Problem. State only how many lines below include the string "known".

Data for processing.
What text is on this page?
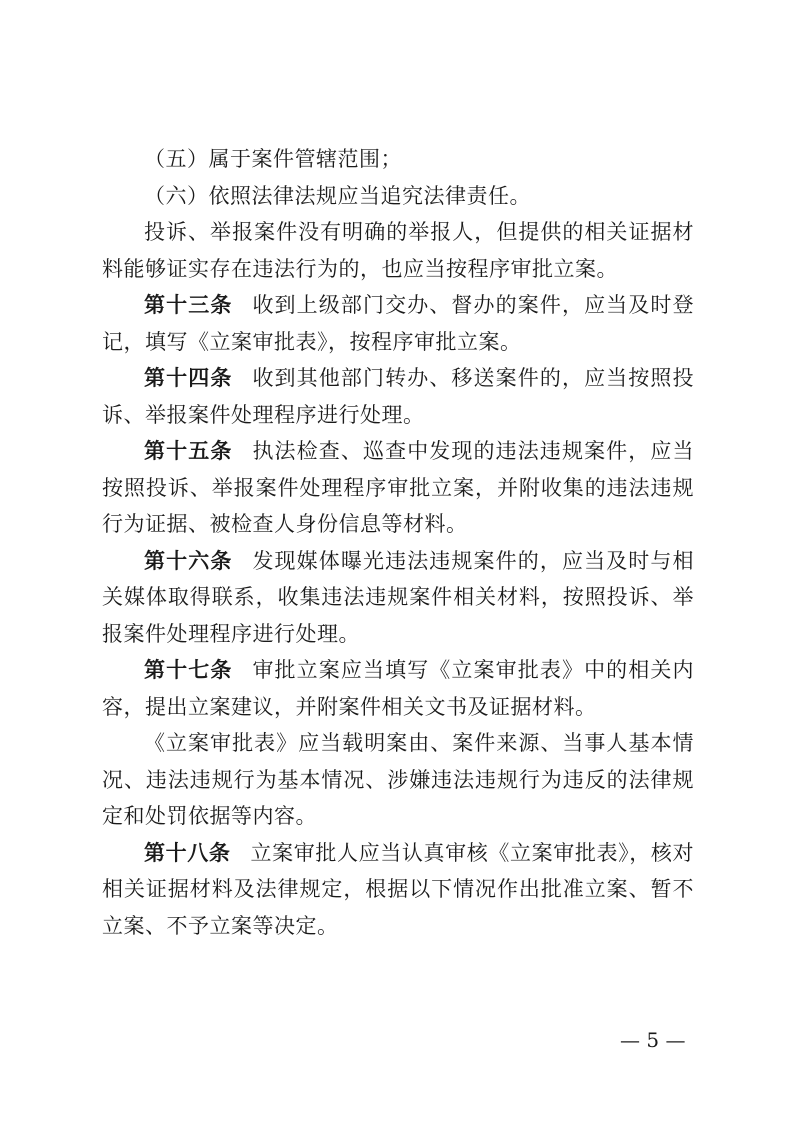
（五）属于案件管辖范围；

（六）依照法律法规应当追究法律责任。

投诉、举报案件没有明确的举报人，但提供的相关证据材料能够证实存在违法行为的，也应当按程序审批立案。

第十三条 收到上级部门交办、督办的案件，应当及时登记，填写《立案审批表》，按程序审批立案。

第十四条 收到其他部门转办、移送案件的，应当按照投诉、举报案件处理程序进行处理。

第十五条 执法检查、巡查中发现的违法违规案件，应当按照投诉、举报案件处理程序审批立案，并附收集的违法违规行为证据、被检查人身份信息等材料。

第十六条 发现媒体曝光违法违规案件的，应当及时与相关媒体取得联系，收集违法违规案件相关材料，按照投诉、举报案件处理程序进行处理。

第十七条 审批立案应当填写《立案审批表》中的相关内容，提出立案建议，并附案件相关文书及证据材料。

《立案审批表》应当载明案由、案件来源、当事人基本情况、违法违规行为基本情况、涉嫌违法违规行为违反的法律规定和处罚依据等内容。

第十八条 立案审批人应当认真审核《立案审批表》，核对相关证据材料及法律规定，根据以下情况作出批准立案、暂不立案、不予立案等决定。

— 5 —
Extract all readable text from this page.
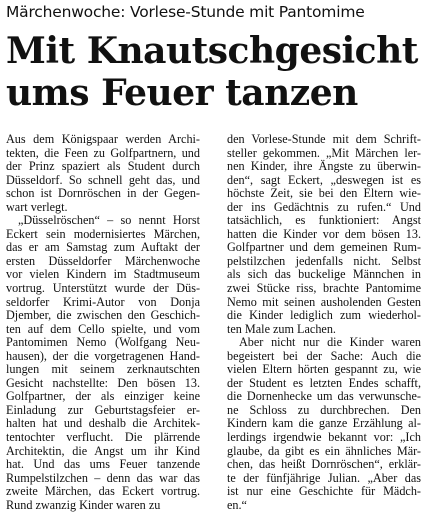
Märchenwoche: Vorlese-Stunde mit Pantomime
Mit Knautschgesicht
ums Feuer tanzen
Aus dem Königspaar werden Archi-
tekten, die Feen zu Golfpartnern, und
der Prinz spaziert als Student durch
Düsseldorf. So schnell geht das, und
schon ist Dornröschen in der Gegen-
wart verlegt.
„Düsselröschen“ – so nennt Horst
Eckert sein modernisiertes Märchen,
das er am Samstag zum Auftakt der
ersten Düsseldorfer Märchenwoche
vor vielen Kindern im Stadtmuseum
vortrug. Unterstützt wurde der Düs-
seldorfer Krimi-Autor von Donja
Djember, die zwischen den Geschich-
ten auf dem Cello spielte, und vom
Pantomimen Nemo (Wolfgang Neu-
hausen), der die vorgetragenen Hand-
lungen mit seinem zerknautschten
Gesicht nachstellte: Den bösen 13.
Golfpartner, der als einziger keine
Einladung zur Geburtstagsfeier er-
halten hat und deshalb die Architek-
tentochter verflucht. Die plärrende
Architektin, die Angst um ihr Kind
hat. Und das ums Feuer tanzende
Rumpelstilzchen – denn das war das
zweite Märchen, das Eckert vortrug.
Rund zwanzig Kinder waren zu
den Vorlese-Stunde mit dem Schrift-
steller gekommen. „Mit Märchen ler-
nen Kinder, ihre Ängste zu überwin-
den“, sagt Eckert, „deswegen ist es
höchste Zeit, sie bei den Eltern wie-
der ins Gedächtnis zu rufen.“ Und
tatsächlich, es funktioniert: Angst
hatten die Kinder vor dem bösen 13.
Golfpartner und dem gemeinen Rum-
pelstilzchen jedenfalls nicht. Selbst
als sich das buckelige Männchen in
zwei Stücke riss, brachte Pantomime
Nemo mit seinen ausholenden Gesten
die Kinder lediglich zum wiederhol-
ten Male zum Lachen.
Aber nicht nur die Kinder waren
begeistert bei der Sache: Auch die
vielen Eltern hörten gespannt zu, wie
der Student es letzten Endes schafft,
die Dornenhecke um das verwunsche-
ne Schloss zu durchbrechen. Den
Kindern kam die ganze Erzählung al-
lerdings irgendwie bekannt vor: „Ich
glaube, da gibt es ein ähnliches Mär-
chen, das heißt Dornröschen“, erklär-
te der fünfjährige Julian. „Aber das
ist nur eine Geschichte für Mädch-
en.“
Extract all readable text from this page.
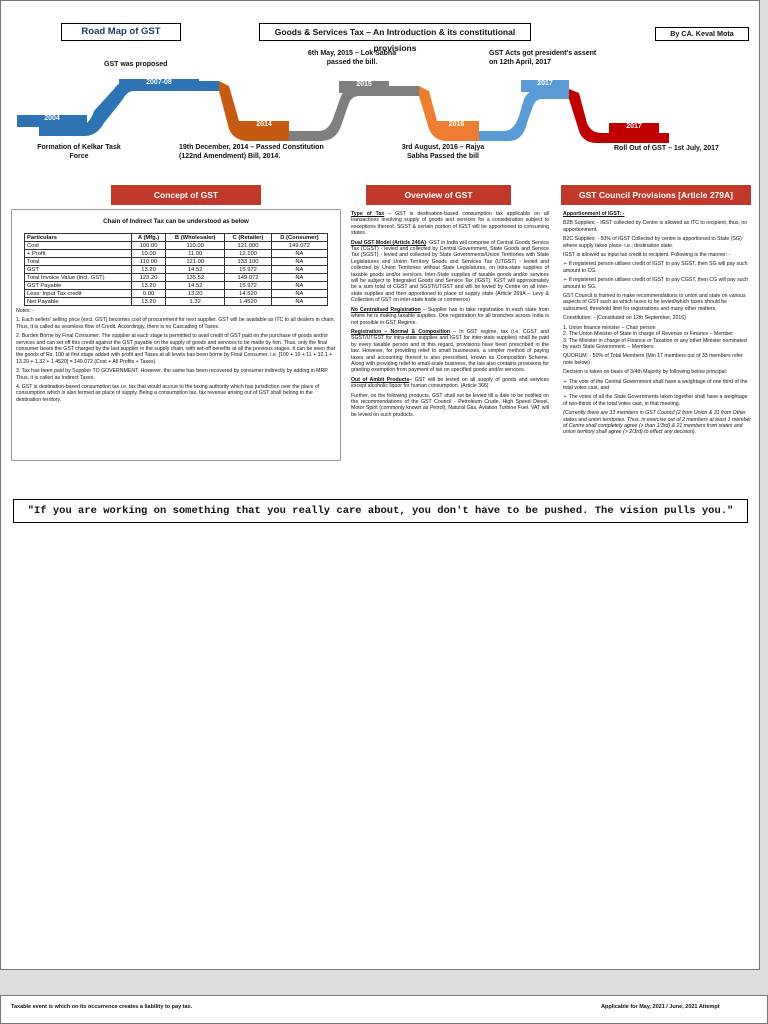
Road Map of GST	Goods & Services Tax – An Introduction & its constitutional provisions
By CA. Keval Mota
2004
2007-08
2014
2015
2016
2017
2017
GST was proposed
6th May, 2015 – Lok Sabha passed the bill.
GST Acts got president's assent on 12th April, 2017
Formation of Kelkar Task Force
19th December, 2014 – Passed Constitution (122nd Amendment) Bill, 2014.
3rd August, 2016 – Rajya Sabha Passed the bill
Roll Out of GST – 1st July, 2017
Concept of GST	Overview of GST	GST Council Provisions [Article 279A]
Chain of Indirect Tax can be understood as below
Particulars	A (Mfg.)	B (Wholesaler)	C (Retailer)	D (Consumer)
Cost	100.00	110.00	121.000	149.072
+ Profit	10.00	11.00	12.100	NA
Total	110.00	121.00	133.100	NA
GST	13.20	14.52	15.972	NA
Total Invoice Value (incl. GST)	123.20	135.52	149.072	NA
GST Payable	13.20	14.52	15.972	NA
Less: Input Tax credit	0.00	13.20	14.520	NA
Net Payable	13.20	1.32	1.4520	NA

Notes: -

1. Each sellers' selling price (excl. GST) becomes cost of procurement for next supplier. GST will be available as ITC to all dealers in chain. Thus, it is called as seamless flow of Credit. Accordingly, there is no Cascading of Taxes.

2. Burden Borne by Final Consumer: The supplier at each stage is permitted to avail credit of GST paid on the purchase of goods and/or services and can set off this credit against the GST payable on the supply of goods and services to be made by him. Thus, only the final consumer bears the GST charged by the last supplier in the supply chain, with set-off benefits at all the previous stages. It can be seen that the goods of Rs. 100 at first stage added with profit and Taxes at all levels has been borne by Final Consumer. i.e. [100 + 10 + 11 + 12.1 + 13.20 + 1.32 + 1.4520] = 149.072 (Cost + All Profits + Taxes)

3. Tax has been paid by Supplier TO GOVERNMENT. However, the same has been recovered by consumer indirectly by adding in MRP. Thus, it is called as Indirect Taxes.

4. GST is destination-based consumption tax i.e. tax that would accrue to the taxing authority which has jurisdiction over the place of consumption which is also termed as place of supply. Being a consumption tax, tax revenue arising out of GST shall belong to the destination territory.

Type of Tax – GST is destination-based consumption tax applicable on all transactions involving supply of goods and services for a consideration subject to exceptions thereof. SGST & certain portion of IGST will be apportioned to consuming states.

Dual GST Model (Article 246A)- GST in India will comprise of Central Goods Service Tax (CGST) - levied and collected by Central Government, State Goods and Service Tax (SGST) - levied and collected by State Governments/Union Territories with State Legislatures and Union Territory Goods and Services Tax (UTGST) - levied and collected by Union Territories without State Legislatures, on intra-state supplies of taxable goods and/or services. Inter-State supplies of taxable goods and/or services will be subject to Integrated Goods and Service Tax (IGST). IGST will approximately be a sum total of CGST and SGST/UTGST and will be levied by Centre on all inter-state supplies and then apportioned to place of supply state (Article 269A – Levy & Collection of GST on inter-state trade or commerce)

No Centralised Registration – Supplier has to take registration in each state from where he is making taxable supplies. One registration for all branches across India is not possible in GST Regime.

Registration – Normal & Composition – In GST regime, tax (i.e. CGST and SGST/UTGST for intra-state supplies and IGST for inter-state supplies) shall be paid by every taxable person and in this regard, provisions have been prescribed in the law. However, for providing relief to small businesses, a simpler method of paying taxes and accounting thereof is also prescribed, known as Composition Scheme. Along with providing relief to small-scale business, the law also contains provisions for granting exemption from payment of tax on specified goods and/or services.

Out of Ambit Products– GST will be levied on all supply of goods and services except alcoholic liquor for human consumption. (Article 366)

Further, on the following products, GST shall not be levied till a date to be notified on the recommendations of the GST Council - Petroleum Crude, High Speed Diesel, Motor Spirit (commonly known as Petrol), Natural Gas, Aviation Turbine Fuel. VAT will be levied on such products.

Apportionment of IGST: -

B2B Supplies: - IGST collected by Centre is allowed as ITC to recipient, thus, no apportionment.

B2C Supplies: - 50% of IGST Collected by centre is apportioned to State (SG) where supply takes place- i.e., destination state.

IGST is allowed as input tax credit to recipient. Following is the manner: -

➢ If registered person utilises credit of IGST to pay SGST, then SG will pay such amount to CG.

➢ If registered person utilises credit of IGST to pay CGST, then CG will pay such amount to SG.

GST Council is framed to make recommendations to union and state on various aspects of GST such as which taxes to be levied/which taxes should be subsumed, threshold limit for registrations and many other matters.

Constitution: - (Constituted on 12th September, 2016)

1. Union finance minister – Chair person

2. The Union Minister of State in charge of Revenue or Finance – Member

3. The Minister in charge of Finance or Taxation or any other Minister nominated by each State Government. – Members

QUORUM: - 50% of Total Members (Min 17 members out of 33 members refer note below)

Decision is taken on basis of 3/4th Majority by following below principal:

➢ The vote of the Central Government shall have a weightage of one third of the total votes cast, and

➢ The votes of all the State Governments taken together shall have a weightage of two-thirds of the total votes cast, in that meeting.

(Currently there are 33 members in GST Council (2 from Union & 31 from Other states and union territories. Thus, in exercise out of 2 members at least 1 member of Centre shall completely agree (> than 1/3rd) & 21 members from states and union territory shall agree (> 2/3rd) to effect any decision).

"If you are working on something that you really care about, you don't have to be pushed. The vision pulls you."
Taxable event is which on its occurrence creates a liability to pay tax.	Applicable for May, 2021 / June, 2021 Attempt
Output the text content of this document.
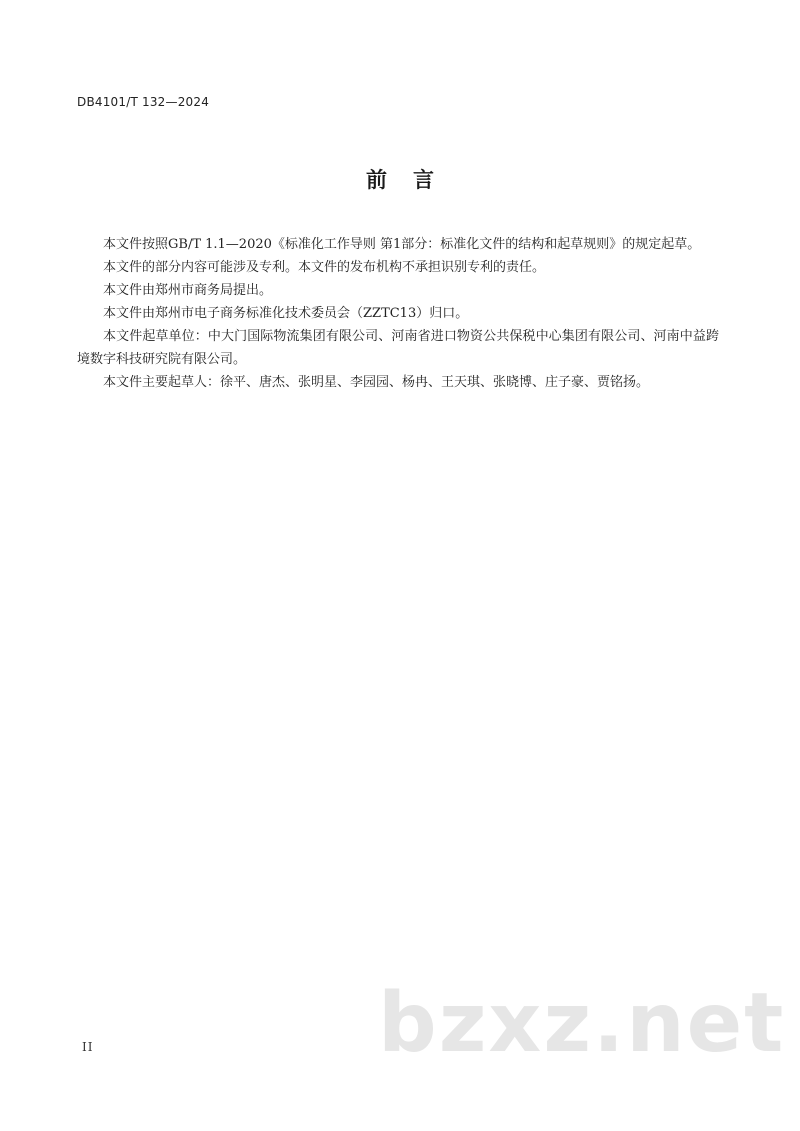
DB4101/T 132—2024
前言

本文件按照GB/T 1.1—2020《标准化工作导则 第1部分：标准化文件的结构和起草规则》的规定起草。

本文件的部分内容可能涉及专利。本文件的发布机构不承担识别专利的责任。

本文件由郑州市商务局提出。

本文件由郑州市电子商务标准化技术委员会（ZZTC13）归口。

本文件起草单位：中大门国际物流集团有限公司、河南省进口物资公共保税中心集团有限公司、河南中益跨境数字科技研究院有限公司。

本文件主要起草人：徐平、唐杰、张明星、李园园、杨冉、王天琪、张晓博、庄子豪、贾铭扬。

II	bzxz.net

Solution below. 2